**Source records**
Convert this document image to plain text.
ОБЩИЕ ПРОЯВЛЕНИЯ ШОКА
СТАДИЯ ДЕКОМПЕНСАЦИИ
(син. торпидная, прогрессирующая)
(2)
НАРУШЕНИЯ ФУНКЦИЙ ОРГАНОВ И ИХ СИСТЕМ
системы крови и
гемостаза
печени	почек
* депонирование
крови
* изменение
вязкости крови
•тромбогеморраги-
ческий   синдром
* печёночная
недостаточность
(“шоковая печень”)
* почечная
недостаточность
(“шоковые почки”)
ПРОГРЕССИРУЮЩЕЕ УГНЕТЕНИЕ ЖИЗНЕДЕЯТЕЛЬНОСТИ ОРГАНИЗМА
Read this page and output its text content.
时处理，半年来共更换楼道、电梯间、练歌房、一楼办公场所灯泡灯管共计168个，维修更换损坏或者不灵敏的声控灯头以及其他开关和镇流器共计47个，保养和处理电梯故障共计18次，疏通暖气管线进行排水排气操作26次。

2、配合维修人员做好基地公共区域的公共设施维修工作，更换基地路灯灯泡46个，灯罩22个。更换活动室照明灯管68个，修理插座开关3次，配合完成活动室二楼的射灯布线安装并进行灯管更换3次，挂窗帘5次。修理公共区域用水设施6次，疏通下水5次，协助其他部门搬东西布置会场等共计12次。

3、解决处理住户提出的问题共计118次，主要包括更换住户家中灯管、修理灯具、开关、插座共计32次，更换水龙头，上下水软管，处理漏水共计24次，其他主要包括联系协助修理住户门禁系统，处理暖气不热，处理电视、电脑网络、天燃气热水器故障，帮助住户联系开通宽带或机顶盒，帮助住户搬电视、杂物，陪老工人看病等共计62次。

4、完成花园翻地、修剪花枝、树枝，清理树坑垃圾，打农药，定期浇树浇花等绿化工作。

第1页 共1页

**Brief**
Check each line of the records above for the string "this", and report every line that has it.

**Exercise result**
Convert this document image to plain text.
Read this page and output its text content.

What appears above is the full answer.